# A block of data
____________

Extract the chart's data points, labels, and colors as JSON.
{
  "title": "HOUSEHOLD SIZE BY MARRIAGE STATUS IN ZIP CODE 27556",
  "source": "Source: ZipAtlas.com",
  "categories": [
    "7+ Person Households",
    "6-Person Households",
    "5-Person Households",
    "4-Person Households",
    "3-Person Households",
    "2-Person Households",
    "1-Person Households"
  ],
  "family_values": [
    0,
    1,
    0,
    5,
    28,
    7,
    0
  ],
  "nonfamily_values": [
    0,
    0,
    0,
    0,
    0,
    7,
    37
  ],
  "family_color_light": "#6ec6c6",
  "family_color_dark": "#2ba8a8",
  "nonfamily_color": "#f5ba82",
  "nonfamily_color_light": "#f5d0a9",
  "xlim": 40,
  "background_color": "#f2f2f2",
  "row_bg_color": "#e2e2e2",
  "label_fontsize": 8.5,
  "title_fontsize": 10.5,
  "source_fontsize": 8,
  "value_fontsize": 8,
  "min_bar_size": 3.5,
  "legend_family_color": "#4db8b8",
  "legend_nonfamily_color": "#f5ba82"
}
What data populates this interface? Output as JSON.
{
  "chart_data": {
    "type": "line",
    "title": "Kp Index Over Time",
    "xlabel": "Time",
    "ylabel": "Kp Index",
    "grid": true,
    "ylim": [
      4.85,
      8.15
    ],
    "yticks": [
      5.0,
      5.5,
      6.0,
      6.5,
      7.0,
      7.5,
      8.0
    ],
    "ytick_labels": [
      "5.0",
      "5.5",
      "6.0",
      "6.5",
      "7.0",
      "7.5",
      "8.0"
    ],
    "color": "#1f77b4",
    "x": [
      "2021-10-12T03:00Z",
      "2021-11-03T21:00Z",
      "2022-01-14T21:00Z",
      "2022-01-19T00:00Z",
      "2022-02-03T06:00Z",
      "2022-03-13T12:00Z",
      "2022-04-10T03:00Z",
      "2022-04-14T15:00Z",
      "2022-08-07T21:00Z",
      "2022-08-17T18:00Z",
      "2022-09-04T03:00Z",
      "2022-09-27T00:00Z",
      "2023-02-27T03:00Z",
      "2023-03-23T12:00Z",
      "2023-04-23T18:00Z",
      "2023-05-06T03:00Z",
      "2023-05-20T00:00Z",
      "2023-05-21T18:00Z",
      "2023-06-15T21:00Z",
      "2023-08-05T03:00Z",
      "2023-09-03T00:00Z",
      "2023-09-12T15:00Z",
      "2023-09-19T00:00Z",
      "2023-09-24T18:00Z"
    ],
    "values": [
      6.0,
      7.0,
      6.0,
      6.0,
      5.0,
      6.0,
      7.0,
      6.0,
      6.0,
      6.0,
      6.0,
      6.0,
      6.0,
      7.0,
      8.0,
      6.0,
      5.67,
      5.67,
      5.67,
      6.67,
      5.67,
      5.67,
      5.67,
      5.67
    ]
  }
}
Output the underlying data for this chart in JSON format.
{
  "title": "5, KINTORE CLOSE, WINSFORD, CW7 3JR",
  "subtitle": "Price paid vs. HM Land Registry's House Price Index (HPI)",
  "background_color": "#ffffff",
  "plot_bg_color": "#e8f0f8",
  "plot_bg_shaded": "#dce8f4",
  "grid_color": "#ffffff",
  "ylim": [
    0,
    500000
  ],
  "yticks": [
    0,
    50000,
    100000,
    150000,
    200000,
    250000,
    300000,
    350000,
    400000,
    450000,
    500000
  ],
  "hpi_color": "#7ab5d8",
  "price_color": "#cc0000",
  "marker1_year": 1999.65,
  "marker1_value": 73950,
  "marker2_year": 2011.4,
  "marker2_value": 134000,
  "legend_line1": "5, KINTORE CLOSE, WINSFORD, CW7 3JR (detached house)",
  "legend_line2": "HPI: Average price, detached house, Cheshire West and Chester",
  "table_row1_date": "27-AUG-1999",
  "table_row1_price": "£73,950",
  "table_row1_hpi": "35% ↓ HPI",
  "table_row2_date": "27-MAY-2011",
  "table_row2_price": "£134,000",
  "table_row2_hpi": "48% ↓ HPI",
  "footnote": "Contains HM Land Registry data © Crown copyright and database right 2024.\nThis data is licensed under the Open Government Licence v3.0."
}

____________

# Aim of the task
Repeat the material above exactly.

# Final answer
Extract the chart's data points, labels, and colors as JSON.
{
  "title": "HOUSEHOLD SIZE BY MARRIAGE STATUS IN ZIP CODE 27556",
  "source": "Source: ZipAtlas.com",
  "categories": [
    "7+ Person Households",
    "6-Person Households",
    "5-Person Households",
    "4-Person Households",
    "3-Person Households",
    "2-Person Households",
    "1-Person Households"
  ],
  "family_values": [
    0,
    1,
    0,
    5,
    28,
    7,
    0
  ],
  "nonfamily_values": [
    0,
    0,
    0,
    0,
    0,
    7,
    37
  ],
  "family_color_light": "#6ec6c6",
  "family_color_dark": "#2ba8a8",
  "nonfamily_color": "#f5ba82",
  "nonfamily_color_light": "#f5d0a9",
  "xlim": 40,
  "background_color": "#f2f2f2",
  "row_bg_color": "#e2e2e2",
  "label_fontsize": 8.5,
  "title_fontsize": 10.5,
  "source_fontsize": 8,
  "value_fontsize": 8,
  "min_bar_size": 3.5,
  "legend_family_color": "#4db8b8",
  "legend_nonfamily_color": "#f5ba82"
}
What data populates this interface? Output as JSON.
{
  "chart_data": {
    "type": "line",
    "title": "Kp Index Over Time",
    "xlabel": "Time",
    "ylabel": "Kp Index",
    "grid": true,
    "ylim": [
      4.85,
      8.15
    ],
    "yticks": [
      5.0,
      5.5,
      6.0,
      6.5,
      7.0,
      7.5,
      8.0
    ],
    "ytick_labels": [
      "5.0",
      "5.5",
      "6.0",
      "6.5",
      "7.0",
      "7.5",
      "8.0"
    ],
    "color": "#1f77b4",
    "x": [
      "2021-10-12T03:00Z",
      "2021-11-03T21:00Z",
      "2022-01-14T21:00Z",
      "2022-01-19T00:00Z",
      "2022-02-03T06:00Z",
      "2022-03-13T12:00Z",
      "2022-04-10T03:00Z",
      "2022-04-14T15:00Z",
      "2022-08-07T21:00Z",
      "2022-08-17T18:00Z",
      "2022-09-04T03:00Z",
      "2022-09-27T00:00Z",
      "2023-02-27T03:00Z",
      "2023-03-23T12:00Z",
      "2023-04-23T18:00Z",
      "2023-05-06T03:00Z",
      "2023-05-20T00:00Z",
      "2023-05-21T18:00Z",
      "2023-06-15T21:00Z",
      "2023-08-05T03:00Z",
      "2023-09-03T00:00Z",
      "2023-09-12T15:00Z",
      "2023-09-19T00:00Z",
      "2023-09-24T18:00Z"
    ],
    "values": [
      6.0,
      7.0,
      6.0,
      6.0,
      5.0,
      6.0,
      7.0,
      6.0,
      6.0,
      6.0,
      6.0,
      6.0,
      6.0,
      7.0,
      8.0,
      6.0,
      5.67,
      5.67,
      5.67,
      6.67,
      5.67,
      5.67,
      5.67,
      5.67
    ]
  }
}
Output the underlying data for this chart in JSON format.
{
  "title": "5, KINTORE CLOSE, WINSFORD, CW7 3JR",
  "subtitle": "Price paid vs. HM Land Registry's House Price Index (HPI)",
  "background_color": "#ffffff",
  "plot_bg_color": "#e8f0f8",
  "plot_bg_shaded": "#dce8f4",
  "grid_color": "#ffffff",
  "ylim": [
    0,
    500000
  ],
  "yticks": [
    0,
    50000,
    100000,
    150000,
    200000,
    250000,
    300000,
    350000,
    400000,
    450000,
    500000
  ],
  "hpi_color": "#7ab5d8",
  "price_color": "#cc0000",
  "marker1_year": 1999.65,
  "marker1_value": 73950,
  "marker2_year": 2011.4,
  "marker2_value": 134000,
  "legend_line1": "5, KINTORE CLOSE, WINSFORD, CW7 3JR (detached house)",
  "legend_line2": "HPI: Average price, detached house, Cheshire West and Chester",
  "table_row1_date": "27-AUG-1999",
  "table_row1_price": "£73,950",
  "table_row1_hpi": "35% ↓ HPI",
  "table_row2_date": "27-MAY-2011",
  "table_row2_price": "£134,000",
  "table_row2_hpi": "48% ↓ HPI",
  "footnote": "Contains HM Land Registry data © Crown copyright and database right 2024.\nThis data is licensed under the Open Government Licence v3.0."
}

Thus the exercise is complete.